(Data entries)
◇ ◇ ◇ ◇ ◇ ◇ ◇
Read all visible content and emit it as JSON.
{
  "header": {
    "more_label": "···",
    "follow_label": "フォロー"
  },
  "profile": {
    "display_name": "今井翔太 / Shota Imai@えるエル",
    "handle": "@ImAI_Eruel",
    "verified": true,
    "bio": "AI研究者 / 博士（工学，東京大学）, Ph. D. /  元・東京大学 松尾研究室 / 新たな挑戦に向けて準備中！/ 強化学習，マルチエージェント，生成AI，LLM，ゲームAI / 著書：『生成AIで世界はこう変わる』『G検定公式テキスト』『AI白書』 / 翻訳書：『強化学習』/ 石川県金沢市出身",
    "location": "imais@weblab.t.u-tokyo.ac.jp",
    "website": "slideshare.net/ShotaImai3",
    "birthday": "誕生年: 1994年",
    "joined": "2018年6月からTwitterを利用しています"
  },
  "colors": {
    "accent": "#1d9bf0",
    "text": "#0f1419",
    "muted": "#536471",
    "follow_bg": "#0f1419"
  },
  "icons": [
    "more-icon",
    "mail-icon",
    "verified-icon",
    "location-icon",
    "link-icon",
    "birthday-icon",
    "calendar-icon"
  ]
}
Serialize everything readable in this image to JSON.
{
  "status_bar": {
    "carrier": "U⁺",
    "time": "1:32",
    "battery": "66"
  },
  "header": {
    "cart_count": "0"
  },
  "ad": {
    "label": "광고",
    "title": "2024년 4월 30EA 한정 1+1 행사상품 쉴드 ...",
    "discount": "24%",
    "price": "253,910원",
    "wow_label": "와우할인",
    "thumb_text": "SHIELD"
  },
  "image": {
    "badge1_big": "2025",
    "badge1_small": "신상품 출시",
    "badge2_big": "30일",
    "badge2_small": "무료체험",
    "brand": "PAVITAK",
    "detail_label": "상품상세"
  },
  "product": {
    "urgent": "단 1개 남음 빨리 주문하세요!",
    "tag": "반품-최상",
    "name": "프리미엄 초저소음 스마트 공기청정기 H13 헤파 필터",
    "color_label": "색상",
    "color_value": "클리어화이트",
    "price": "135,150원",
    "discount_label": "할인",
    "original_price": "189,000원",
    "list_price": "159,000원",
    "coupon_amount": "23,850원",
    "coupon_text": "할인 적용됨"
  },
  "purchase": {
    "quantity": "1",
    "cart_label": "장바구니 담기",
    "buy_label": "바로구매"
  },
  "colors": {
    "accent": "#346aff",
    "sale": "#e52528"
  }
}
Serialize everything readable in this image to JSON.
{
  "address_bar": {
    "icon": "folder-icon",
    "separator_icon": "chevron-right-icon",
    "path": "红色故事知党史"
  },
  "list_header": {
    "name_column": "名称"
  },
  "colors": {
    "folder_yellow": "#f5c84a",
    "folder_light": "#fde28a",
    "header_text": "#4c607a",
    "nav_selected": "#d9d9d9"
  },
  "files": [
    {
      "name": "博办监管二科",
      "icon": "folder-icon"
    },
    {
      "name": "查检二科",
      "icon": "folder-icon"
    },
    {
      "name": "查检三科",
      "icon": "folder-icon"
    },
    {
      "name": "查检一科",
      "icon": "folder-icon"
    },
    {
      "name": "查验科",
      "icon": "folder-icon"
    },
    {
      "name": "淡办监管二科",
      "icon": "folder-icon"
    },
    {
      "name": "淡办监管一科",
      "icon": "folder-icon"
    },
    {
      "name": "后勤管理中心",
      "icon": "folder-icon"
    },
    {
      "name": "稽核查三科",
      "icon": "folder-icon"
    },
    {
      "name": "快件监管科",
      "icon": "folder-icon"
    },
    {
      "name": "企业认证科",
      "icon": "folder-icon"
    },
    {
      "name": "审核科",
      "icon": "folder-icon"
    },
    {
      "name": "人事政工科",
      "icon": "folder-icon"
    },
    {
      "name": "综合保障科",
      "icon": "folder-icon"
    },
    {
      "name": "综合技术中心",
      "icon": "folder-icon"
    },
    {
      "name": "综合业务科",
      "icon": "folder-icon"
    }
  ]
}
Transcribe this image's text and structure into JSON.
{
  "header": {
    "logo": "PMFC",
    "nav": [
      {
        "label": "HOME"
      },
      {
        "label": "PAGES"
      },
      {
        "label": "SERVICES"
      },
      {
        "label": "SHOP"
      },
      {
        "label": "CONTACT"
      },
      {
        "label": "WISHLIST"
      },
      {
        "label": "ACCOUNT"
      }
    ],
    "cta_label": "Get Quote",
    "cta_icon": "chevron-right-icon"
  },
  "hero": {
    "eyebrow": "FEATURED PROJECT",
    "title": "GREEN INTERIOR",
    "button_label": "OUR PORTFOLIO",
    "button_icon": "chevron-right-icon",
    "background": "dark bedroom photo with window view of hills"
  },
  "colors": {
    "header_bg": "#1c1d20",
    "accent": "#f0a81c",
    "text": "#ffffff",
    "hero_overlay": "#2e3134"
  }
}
◇ ◇ ◇ ◇ ◇ ◇ ◇
(Exercise prompt): How many of the lines above hold "right"? Answer with only the number.

(Answer below): 3